**WHAT TO PRODUCE:**
The records below are to be quoted in full; please keep every word exact.

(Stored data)
=======
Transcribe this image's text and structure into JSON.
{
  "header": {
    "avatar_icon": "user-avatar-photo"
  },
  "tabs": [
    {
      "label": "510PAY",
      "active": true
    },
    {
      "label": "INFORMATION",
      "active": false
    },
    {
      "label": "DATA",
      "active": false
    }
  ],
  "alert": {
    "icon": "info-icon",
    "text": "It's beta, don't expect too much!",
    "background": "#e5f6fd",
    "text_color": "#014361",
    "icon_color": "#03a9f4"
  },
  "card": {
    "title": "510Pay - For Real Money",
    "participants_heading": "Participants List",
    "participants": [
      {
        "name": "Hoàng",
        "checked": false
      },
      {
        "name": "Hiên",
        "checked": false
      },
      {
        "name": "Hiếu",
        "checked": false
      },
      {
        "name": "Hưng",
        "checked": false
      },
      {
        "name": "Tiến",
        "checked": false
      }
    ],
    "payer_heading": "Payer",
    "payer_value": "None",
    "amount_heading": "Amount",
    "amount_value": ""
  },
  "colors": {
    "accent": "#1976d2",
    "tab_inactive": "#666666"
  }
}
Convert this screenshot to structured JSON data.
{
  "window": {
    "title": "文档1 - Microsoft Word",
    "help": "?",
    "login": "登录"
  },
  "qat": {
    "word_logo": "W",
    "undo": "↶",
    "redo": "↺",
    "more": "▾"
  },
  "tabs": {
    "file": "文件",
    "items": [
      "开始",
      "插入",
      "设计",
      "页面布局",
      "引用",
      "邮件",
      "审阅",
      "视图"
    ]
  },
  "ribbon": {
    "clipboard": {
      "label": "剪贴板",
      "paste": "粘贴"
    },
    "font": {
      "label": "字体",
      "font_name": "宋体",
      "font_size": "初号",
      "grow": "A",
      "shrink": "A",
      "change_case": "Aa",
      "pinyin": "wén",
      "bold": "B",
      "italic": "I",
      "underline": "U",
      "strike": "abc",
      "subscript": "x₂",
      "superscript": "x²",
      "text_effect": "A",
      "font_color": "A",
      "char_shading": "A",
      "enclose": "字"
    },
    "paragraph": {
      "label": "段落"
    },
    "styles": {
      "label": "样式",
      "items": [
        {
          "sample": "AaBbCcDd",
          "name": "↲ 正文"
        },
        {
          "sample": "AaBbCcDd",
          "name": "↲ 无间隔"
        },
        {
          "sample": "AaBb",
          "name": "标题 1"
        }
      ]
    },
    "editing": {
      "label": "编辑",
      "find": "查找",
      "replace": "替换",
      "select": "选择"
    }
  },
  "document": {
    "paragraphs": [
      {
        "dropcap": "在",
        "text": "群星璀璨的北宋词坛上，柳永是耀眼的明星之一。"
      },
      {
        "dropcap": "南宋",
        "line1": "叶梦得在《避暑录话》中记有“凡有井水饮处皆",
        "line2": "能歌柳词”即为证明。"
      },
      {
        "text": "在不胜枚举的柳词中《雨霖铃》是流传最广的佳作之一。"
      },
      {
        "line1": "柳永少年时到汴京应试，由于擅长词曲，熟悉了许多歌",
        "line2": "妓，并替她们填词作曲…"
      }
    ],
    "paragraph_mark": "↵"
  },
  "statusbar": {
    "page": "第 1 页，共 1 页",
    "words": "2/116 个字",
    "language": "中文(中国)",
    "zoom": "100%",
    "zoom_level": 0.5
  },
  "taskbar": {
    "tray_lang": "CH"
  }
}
=======
**THE OUTPUT:**
Transcribe this image's text and structure into JSON.
{
  "header": {
    "avatar_icon": "user-avatar-photo"
  },
  "tabs": [
    {
      "label": "510PAY",
      "active": true
    },
    {
      "label": "INFORMATION",
      "active": false
    },
    {
      "label": "DATA",
      "active": false
    }
  ],
  "alert": {
    "icon": "info-icon",
    "text": "It's beta, don't expect too much!",
    "background": "#e5f6fd",
    "text_color": "#014361",
    "icon_color": "#03a9f4"
  },
  "card": {
    "title": "510Pay - For Real Money",
    "participants_heading": "Participants List",
    "participants": [
      {
        "name": "Hoàng",
        "checked": false
      },
      {
        "name": "Hiên",
        "checked": false
      },
      {
        "name": "Hiếu",
        "checked": false
      },
      {
        "name": "Hưng",
        "checked": false
      },
      {
        "name": "Tiến",
        "checked": false
      }
    ],
    "payer_heading": "Payer",
    "payer_value": "None",
    "amount_heading": "Amount",
    "amount_value": ""
  },
  "colors": {
    "accent": "#1976d2",
    "tab_inactive": "#666666"
  }
}
Convert this screenshot to structured JSON data.
{
  "window": {
    "title": "文档1 - Microsoft Word",
    "help": "?",
    "login": "登录"
  },
  "qat": {
    "word_logo": "W",
    "undo": "↶",
    "redo": "↺",
    "more": "▾"
  },
  "tabs": {
    "file": "文件",
    "items": [
      "开始",
      "插入",
      "设计",
      "页面布局",
      "引用",
      "邮件",
      "审阅",
      "视图"
    ]
  },
  "ribbon": {
    "clipboard": {
      "label": "剪贴板",
      "paste": "粘贴"
    },
    "font": {
      "label": "字体",
      "font_name": "宋体",
      "font_size": "初号",
      "grow": "A",
      "shrink": "A",
      "change_case": "Aa",
      "pinyin": "wén",
      "bold": "B",
      "italic": "I",
      "underline": "U",
      "strike": "abc",
      "subscript": "x₂",
      "superscript": "x²",
      "text_effect": "A",
      "font_color": "A",
      "char_shading": "A",
      "enclose": "字"
    },
    "paragraph": {
      "label": "段落"
    },
    "styles": {
      "label": "样式",
      "items": [
        {
          "sample": "AaBbCcDd",
          "name": "↲ 正文"
        },
        {
          "sample": "AaBbCcDd",
          "name": "↲ 无间隔"
        },
        {
          "sample": "AaBb",
          "name": "标题 1"
        }
      ]
    },
    "editing": {
      "label": "编辑",
      "find": "查找",
      "replace": "替换",
      "select": "选择"
    }
  },
  "document": {
    "paragraphs": [
      {
        "dropcap": "在",
        "text": "群星璀璨的北宋词坛上，柳永是耀眼的明星之一。"
      },
      {
        "dropcap": "南宋",
        "line1": "叶梦得在《避暑录话》中记有“凡有井水饮处皆",
        "line2": "能歌柳词”即为证明。"
      },
      {
        "text": "在不胜枚举的柳词中《雨霖铃》是流传最广的佳作之一。"
      },
      {
        "line1": "柳永少年时到汴京应试，由于擅长词曲，熟悉了许多歌",
        "line2": "妓，并替她们填词作曲…"
      }
    ],
    "paragraph_mark": "↵"
  },
  "statusbar": {
    "page": "第 1 页，共 1 页",
    "words": "2/116 个字",
    "language": "中文(中国)",
    "zoom": "100%",
    "zoom_level": 0.5
  },
  "taskbar": {
    "tray_lang": "CH"
  }
}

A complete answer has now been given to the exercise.